Structured figure records
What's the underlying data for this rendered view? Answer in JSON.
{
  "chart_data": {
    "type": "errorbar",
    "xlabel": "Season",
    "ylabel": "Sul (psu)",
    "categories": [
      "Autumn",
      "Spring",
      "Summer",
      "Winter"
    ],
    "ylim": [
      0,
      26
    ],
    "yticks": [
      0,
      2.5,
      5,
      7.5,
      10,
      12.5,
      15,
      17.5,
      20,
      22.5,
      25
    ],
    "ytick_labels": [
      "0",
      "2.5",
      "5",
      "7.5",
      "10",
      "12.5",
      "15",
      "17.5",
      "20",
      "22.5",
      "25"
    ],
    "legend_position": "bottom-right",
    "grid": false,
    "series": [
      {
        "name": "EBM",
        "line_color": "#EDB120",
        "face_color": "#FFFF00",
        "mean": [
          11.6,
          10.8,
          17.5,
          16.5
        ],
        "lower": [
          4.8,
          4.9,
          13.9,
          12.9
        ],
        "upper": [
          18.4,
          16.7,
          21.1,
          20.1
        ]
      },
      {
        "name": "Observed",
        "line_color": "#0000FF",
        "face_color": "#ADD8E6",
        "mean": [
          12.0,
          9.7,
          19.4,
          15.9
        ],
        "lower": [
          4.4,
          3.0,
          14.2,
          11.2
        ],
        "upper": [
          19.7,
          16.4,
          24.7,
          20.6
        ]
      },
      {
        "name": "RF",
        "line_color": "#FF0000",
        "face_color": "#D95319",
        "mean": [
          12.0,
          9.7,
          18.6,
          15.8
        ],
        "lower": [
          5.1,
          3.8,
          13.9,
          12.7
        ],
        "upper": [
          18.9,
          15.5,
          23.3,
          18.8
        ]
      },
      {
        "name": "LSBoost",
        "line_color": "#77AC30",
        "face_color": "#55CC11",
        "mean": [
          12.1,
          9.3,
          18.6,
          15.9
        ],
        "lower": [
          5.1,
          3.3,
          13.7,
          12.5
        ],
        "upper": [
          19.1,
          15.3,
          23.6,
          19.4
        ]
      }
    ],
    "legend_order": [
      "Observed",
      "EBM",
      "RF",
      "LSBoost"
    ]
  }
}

● STATED GOAL: Using the records above, copy each line that contains "name".

● RESPONSE TO THIS TASK:
        "name": "EBM",
        "name": "Observed",
        "name": "RF",
        "name": "LSBoost",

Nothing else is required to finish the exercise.